Set the listing down again exactly, please, apart from its pictures.

# # #

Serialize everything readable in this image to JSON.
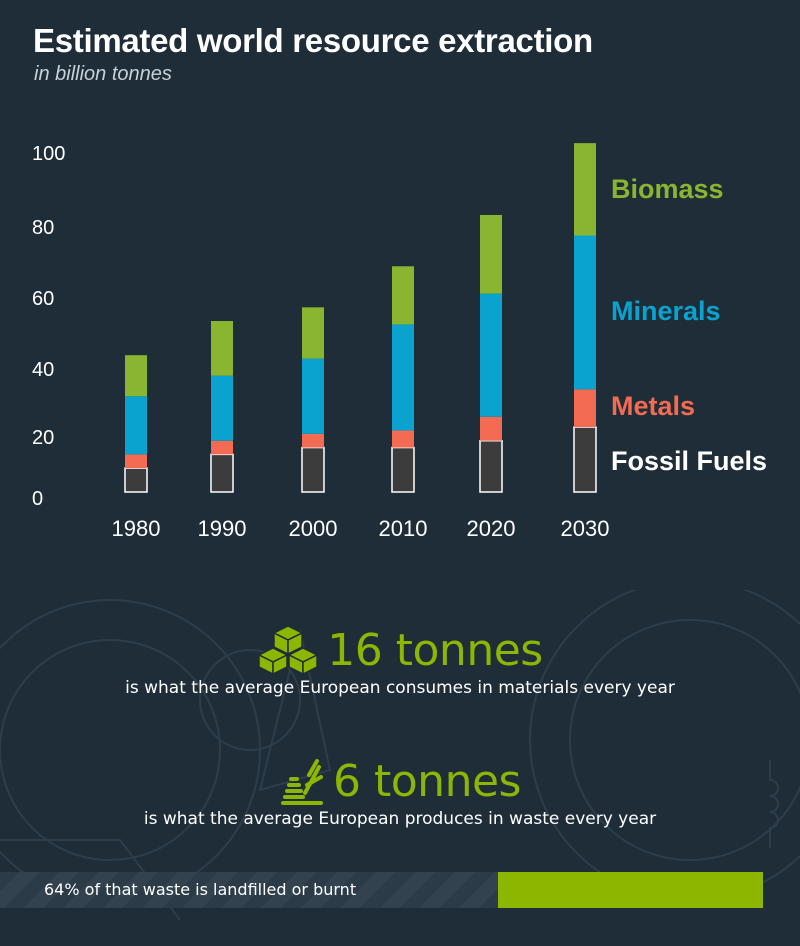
{
  "header": {
    "title": "Estimated world resource extraction",
    "subtitle": "in billion tonnes"
  },
  "chart_data": {
    "type": "bar",
    "stacked": true,
    "title": "Estimated world resource extraction",
    "subtitle": "in billion tonnes",
    "categories": [
      "1980",
      "1990",
      "2000",
      "2010",
      "2020",
      "2030"
    ],
    "yticks": [
      "0",
      "20",
      "40",
      "60",
      "80",
      "100"
    ],
    "ylim": [
      0,
      100
    ],
    "grid": false,
    "legend_placement": "right",
    "series": [
      {
        "name": "Fossil Fuels",
        "color": "#3c3c3c",
        "values": [
          7,
          11,
          13,
          13,
          15,
          19
        ]
      },
      {
        "name": "Metals",
        "color": "#f26b52",
        "values": [
          4,
          4,
          4,
          5,
          7,
          11
        ]
      },
      {
        "name": "Minerals",
        "color": "#0aa3cf",
        "values": [
          17,
          19,
          22,
          31,
          36,
          45
        ]
      },
      {
        "name": "Biomass",
        "color": "#8ab530",
        "values": [
          12,
          16,
          15,
          17,
          23,
          27
        ]
      }
    ]
  },
  "stats": [
    {
      "value": "16 tonnes",
      "caption": "is what the average European consumes in materials every year",
      "icon": "cubes-icon"
    },
    {
      "value": "6 tonnes",
      "caption": "is what the average European produces in waste every year",
      "icon": "waste-pile-icon"
    }
  ],
  "waste_bar": {
    "label": "64% of that waste is landfilled or burnt",
    "percent": 64,
    "fill_color": "#8db600"
  }
}
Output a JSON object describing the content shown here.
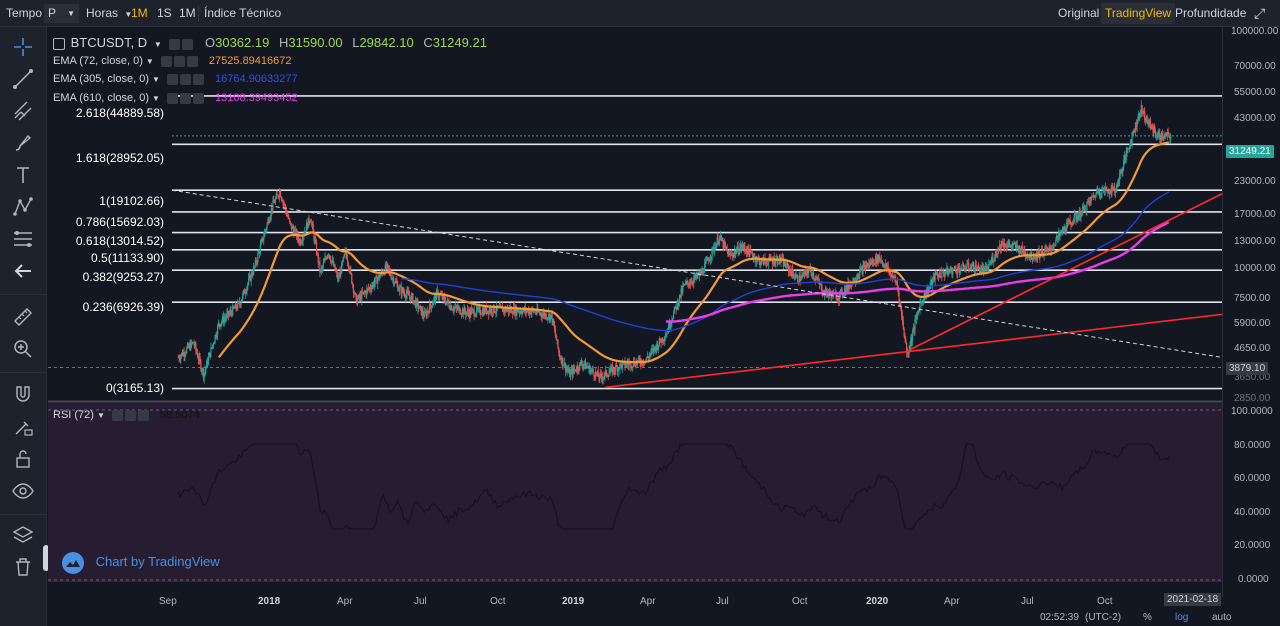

# # #

Task answer —
Serialize everything readable in this image to JSON.
{
  "header": {
    "title": "Estimated world resource extraction",
    "subtitle": "in billion tonnes"
  },
  "chart_data": {
    "type": "bar",
    "stacked": true,
    "title": "Estimated world resource extraction",
    "subtitle": "in billion tonnes",
    "categories": [
      "1980",
      "1990",
      "2000",
      "2010",
      "2020",
      "2030"
    ],
    "yticks": [
      "0",
      "20",
      "40",
      "60",
      "80",
      "100"
    ],
    "ylim": [
      0,
      100
    ],
    "grid": false,
    "legend_placement": "right",
    "series": [
      {
        "name": "Fossil Fuels",
        "color": "#3c3c3c",
        "values": [
          7,
          11,
          13,
          13,
          15,
          19
        ]
      },
      {
        "name": "Metals",
        "color": "#f26b52",
        "values": [
          4,
          4,
          4,
          5,
          7,
          11
        ]
      },
      {
        "name": "Minerals",
        "color": "#0aa3cf",
        "values": [
          17,
          19,
          22,
          31,
          36,
          45
        ]
      },
      {
        "name": "Biomass",
        "color": "#8ab530",
        "values": [
          12,
          16,
          15,
          17,
          23,
          27
        ]
      }
    ]
  },
  "stats": [
    {
      "value": "16 tonnes",
      "caption": "is what the average European consumes in materials every year",
      "icon": "cubes-icon"
    },
    {
      "value": "6 tonnes",
      "caption": "is what the average European produces in waste every year",
      "icon": "waste-pile-icon"
    }
  ],
  "waste_bar": {
    "label": "64% of that waste is landfilled or burnt",
    "percent": 64,
    "fill_color": "#8db600"
  }
}
Output a JSON object describing the content shown here.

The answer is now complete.